───── GIVEN INFORMATION ─────

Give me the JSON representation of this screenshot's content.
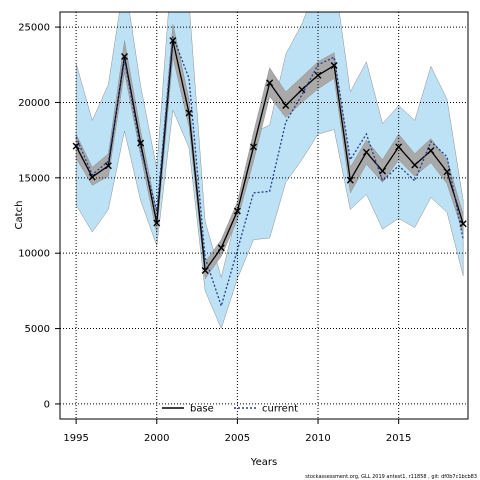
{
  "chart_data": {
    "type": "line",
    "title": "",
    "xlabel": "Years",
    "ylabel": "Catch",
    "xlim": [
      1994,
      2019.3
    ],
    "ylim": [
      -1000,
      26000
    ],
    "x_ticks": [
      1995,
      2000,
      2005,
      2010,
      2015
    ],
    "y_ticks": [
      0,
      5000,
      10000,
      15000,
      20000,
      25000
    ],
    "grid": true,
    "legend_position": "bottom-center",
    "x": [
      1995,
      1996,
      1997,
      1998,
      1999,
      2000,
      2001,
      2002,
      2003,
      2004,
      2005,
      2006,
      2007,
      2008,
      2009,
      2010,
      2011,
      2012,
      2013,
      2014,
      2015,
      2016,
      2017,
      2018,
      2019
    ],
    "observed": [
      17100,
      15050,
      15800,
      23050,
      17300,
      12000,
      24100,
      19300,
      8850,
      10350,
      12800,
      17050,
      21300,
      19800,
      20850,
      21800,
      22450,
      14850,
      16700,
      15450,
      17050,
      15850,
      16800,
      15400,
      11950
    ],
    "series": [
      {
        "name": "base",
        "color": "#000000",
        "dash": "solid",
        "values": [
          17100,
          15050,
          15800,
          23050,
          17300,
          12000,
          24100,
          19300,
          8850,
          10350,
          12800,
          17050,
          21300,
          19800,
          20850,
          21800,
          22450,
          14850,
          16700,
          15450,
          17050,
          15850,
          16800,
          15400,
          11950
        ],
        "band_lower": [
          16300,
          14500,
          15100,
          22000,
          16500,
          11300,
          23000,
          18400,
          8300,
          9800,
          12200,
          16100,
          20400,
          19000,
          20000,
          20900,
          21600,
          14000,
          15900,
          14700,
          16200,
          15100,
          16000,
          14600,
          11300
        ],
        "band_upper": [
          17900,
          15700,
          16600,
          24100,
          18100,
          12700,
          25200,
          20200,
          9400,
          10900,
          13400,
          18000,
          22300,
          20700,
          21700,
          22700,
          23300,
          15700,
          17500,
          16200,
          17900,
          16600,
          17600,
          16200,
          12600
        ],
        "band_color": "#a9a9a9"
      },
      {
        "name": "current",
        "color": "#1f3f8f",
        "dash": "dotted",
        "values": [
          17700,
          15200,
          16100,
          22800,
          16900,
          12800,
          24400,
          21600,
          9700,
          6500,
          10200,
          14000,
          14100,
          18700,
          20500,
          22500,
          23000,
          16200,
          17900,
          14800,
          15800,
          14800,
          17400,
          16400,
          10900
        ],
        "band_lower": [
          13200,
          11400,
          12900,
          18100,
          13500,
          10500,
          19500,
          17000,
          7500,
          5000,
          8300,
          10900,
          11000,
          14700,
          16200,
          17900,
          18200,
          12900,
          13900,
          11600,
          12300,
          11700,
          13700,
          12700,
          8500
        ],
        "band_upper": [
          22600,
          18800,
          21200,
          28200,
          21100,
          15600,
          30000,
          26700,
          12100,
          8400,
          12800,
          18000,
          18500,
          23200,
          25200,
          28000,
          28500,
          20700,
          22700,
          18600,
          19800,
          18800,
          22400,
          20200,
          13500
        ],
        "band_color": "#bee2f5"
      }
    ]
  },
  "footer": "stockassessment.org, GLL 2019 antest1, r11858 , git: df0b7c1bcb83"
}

─────

TASK REQUIREMENTS ▸ Repeat all of the data above word for word, minus the pictures.

ANSWER BELOW ▸
Give me the JSON representation of this screenshot's content.
{
  "chart_data": {
    "type": "line",
    "title": "",
    "xlabel": "Years",
    "ylabel": "Catch",
    "xlim": [
      1994,
      2019.3
    ],
    "ylim": [
      -1000,
      26000
    ],
    "x_ticks": [
      1995,
      2000,
      2005,
      2010,
      2015
    ],
    "y_ticks": [
      0,
      5000,
      10000,
      15000,
      20000,
      25000
    ],
    "grid": true,
    "legend_position": "bottom-center",
    "x": [
      1995,
      1996,
      1997,
      1998,
      1999,
      2000,
      2001,
      2002,
      2003,
      2004,
      2005,
      2006,
      2007,
      2008,
      2009,
      2010,
      2011,
      2012,
      2013,
      2014,
      2015,
      2016,
      2017,
      2018,
      2019
    ],
    "observed": [
      17100,
      15050,
      15800,
      23050,
      17300,
      12000,
      24100,
      19300,
      8850,
      10350,
      12800,
      17050,
      21300,
      19800,
      20850,
      21800,
      22450,
      14850,
      16700,
      15450,
      17050,
      15850,
      16800,
      15400,
      11950
    ],
    "series": [
      {
        "name": "base",
        "color": "#000000",
        "dash": "solid",
        "values": [
          17100,
          15050,
          15800,
          23050,
          17300,
          12000,
          24100,
          19300,
          8850,
          10350,
          12800,
          17050,
          21300,
          19800,
          20850,
          21800,
          22450,
          14850,
          16700,
          15450,
          17050,
          15850,
          16800,
          15400,
          11950
        ],
        "band_lower": [
          16300,
          14500,
          15100,
          22000,
          16500,
          11300,
          23000,
          18400,
          8300,
          9800,
          12200,
          16100,
          20400,
          19000,
          20000,
          20900,
          21600,
          14000,
          15900,
          14700,
          16200,
          15100,
          16000,
          14600,
          11300
        ],
        "band_upper": [
          17900,
          15700,
          16600,
          24100,
          18100,
          12700,
          25200,
          20200,
          9400,
          10900,
          13400,
          18000,
          22300,
          20700,
          21700,
          22700,
          23300,
          15700,
          17500,
          16200,
          17900,
          16600,
          17600,
          16200,
          12600
        ],
        "band_color": "#a9a9a9"
      },
      {
        "name": "current",
        "color": "#1f3f8f",
        "dash": "dotted",
        "values": [
          17700,
          15200,
          16100,
          22800,
          16900,
          12800,
          24400,
          21600,
          9700,
          6500,
          10200,
          14000,
          14100,
          18700,
          20500,
          22500,
          23000,
          16200,
          17900,
          14800,
          15800,
          14800,
          17400,
          16400,
          10900
        ],
        "band_lower": [
          13200,
          11400,
          12900,
          18100,
          13500,
          10500,
          19500,
          17000,
          7500,
          5000,
          8300,
          10900,
          11000,
          14700,
          16200,
          17900,
          18200,
          12900,
          13900,
          11600,
          12300,
          11700,
          13700,
          12700,
          8500
        ],
        "band_upper": [
          22600,
          18800,
          21200,
          28200,
          21100,
          15600,
          30000,
          26700,
          12100,
          8400,
          12800,
          18000,
          18500,
          23200,
          25200,
          28000,
          28500,
          20700,
          22700,
          18600,
          19800,
          18800,
          22400,
          20200,
          13500
        ],
        "band_color": "#bee2f5"
      }
    ]
  },
  "footer": "stockassessment.org, GLL 2019 antest1, r11858 , git: df0b7c1bcb83"
}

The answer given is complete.